──────── Provided records

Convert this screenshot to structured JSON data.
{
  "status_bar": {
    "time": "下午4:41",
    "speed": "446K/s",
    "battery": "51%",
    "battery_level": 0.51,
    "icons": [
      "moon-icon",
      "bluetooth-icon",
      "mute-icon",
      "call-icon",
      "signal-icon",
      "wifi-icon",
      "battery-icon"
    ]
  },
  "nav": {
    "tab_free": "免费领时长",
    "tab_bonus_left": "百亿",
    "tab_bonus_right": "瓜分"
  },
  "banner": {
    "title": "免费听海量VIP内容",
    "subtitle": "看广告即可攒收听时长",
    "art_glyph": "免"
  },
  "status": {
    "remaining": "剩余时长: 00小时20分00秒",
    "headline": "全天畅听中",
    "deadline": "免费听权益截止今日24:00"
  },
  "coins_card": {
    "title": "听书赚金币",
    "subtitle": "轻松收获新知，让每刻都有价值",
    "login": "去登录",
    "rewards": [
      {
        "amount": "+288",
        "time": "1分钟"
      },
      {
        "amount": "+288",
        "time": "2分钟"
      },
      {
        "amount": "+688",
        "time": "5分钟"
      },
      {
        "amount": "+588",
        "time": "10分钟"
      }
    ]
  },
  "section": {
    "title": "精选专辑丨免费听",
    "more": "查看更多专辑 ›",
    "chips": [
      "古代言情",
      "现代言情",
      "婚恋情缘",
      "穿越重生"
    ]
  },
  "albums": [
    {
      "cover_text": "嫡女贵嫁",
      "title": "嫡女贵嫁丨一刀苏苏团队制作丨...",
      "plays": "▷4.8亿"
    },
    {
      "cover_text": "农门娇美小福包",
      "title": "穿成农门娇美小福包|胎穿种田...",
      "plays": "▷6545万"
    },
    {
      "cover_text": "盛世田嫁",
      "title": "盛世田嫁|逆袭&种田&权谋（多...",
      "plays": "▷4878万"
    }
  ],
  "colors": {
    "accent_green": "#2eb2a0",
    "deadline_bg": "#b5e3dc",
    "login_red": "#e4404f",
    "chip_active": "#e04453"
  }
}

────────────────

◆ **Work instructions**
Report the number of lines in the entries above that include the word "time" and add nothing to it.

◆ **The answer**
5